-- START RECORD SET --

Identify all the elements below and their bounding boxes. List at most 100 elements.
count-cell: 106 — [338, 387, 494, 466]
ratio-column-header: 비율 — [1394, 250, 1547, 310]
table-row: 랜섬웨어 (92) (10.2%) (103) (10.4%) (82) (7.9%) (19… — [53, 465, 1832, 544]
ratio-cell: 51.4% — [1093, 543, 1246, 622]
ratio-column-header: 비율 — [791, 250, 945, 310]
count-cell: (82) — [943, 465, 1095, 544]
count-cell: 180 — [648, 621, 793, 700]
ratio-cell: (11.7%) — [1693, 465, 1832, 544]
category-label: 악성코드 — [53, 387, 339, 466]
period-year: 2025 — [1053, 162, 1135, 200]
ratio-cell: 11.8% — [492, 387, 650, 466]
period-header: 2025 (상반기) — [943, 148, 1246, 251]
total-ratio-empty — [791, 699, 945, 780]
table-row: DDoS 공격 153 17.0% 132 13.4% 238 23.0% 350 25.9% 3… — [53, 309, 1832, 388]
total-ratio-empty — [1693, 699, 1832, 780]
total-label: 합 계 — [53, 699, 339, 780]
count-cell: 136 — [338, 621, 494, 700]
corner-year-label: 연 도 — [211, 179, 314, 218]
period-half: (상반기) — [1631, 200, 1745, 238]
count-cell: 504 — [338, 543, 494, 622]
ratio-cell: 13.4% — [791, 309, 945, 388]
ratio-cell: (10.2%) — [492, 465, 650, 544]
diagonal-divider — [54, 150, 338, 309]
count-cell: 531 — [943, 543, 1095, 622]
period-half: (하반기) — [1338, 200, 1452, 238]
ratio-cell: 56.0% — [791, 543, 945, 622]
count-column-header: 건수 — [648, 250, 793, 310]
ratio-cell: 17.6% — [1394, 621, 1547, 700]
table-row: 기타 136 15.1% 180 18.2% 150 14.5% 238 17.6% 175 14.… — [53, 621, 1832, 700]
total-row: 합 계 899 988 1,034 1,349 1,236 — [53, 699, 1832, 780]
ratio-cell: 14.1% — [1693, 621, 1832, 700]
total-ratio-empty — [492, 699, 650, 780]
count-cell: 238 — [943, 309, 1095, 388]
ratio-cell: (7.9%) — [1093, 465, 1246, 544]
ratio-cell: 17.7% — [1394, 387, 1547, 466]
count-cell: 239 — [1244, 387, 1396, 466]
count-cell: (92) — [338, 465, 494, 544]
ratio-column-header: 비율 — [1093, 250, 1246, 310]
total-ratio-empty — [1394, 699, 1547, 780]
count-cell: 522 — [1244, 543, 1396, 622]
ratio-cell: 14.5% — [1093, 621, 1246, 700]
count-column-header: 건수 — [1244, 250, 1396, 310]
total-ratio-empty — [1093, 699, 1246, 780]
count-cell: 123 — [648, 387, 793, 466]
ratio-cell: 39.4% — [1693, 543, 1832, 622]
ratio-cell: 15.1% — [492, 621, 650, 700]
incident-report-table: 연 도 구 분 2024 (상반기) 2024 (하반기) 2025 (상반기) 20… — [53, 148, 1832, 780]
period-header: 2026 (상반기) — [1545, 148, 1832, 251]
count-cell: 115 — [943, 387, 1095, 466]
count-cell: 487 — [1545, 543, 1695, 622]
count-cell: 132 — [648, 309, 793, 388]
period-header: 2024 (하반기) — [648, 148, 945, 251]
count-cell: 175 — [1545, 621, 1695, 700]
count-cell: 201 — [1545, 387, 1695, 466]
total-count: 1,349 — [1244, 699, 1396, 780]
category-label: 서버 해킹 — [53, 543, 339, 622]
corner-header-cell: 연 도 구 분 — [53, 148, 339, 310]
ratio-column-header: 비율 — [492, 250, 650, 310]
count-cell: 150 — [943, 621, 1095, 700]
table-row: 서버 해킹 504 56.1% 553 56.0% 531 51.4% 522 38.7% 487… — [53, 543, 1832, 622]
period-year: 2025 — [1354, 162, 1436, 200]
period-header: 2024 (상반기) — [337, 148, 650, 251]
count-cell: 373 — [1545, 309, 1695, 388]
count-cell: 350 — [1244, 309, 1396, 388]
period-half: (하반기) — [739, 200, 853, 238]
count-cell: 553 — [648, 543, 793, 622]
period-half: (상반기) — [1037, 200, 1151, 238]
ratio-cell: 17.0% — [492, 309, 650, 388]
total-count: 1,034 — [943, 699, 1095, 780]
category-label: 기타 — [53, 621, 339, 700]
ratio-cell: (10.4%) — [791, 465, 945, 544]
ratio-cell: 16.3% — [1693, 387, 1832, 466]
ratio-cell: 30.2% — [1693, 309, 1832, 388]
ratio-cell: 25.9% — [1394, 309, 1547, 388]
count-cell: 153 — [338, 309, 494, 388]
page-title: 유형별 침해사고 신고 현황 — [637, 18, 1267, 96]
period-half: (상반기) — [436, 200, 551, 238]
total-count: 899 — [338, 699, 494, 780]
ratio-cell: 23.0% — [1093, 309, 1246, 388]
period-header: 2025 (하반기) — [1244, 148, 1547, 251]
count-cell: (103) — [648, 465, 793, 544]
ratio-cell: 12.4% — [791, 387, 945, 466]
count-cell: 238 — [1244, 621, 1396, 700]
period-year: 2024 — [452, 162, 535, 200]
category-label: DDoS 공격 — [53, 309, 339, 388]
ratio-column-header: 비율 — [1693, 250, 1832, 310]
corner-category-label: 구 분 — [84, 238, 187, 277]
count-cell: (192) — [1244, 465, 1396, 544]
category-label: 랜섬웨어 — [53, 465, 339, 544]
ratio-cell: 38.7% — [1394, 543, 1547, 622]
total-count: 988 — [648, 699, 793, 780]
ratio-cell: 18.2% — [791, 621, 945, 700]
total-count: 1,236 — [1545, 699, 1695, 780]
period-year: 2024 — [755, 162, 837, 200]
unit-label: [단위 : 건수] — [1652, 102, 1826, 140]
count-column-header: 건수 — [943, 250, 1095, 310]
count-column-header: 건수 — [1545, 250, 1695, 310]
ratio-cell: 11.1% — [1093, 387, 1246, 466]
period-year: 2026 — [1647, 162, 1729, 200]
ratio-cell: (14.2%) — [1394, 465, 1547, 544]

-- END RECORD SET --

Please count the lines above that contain the string "empty", and reply with the number alone.

5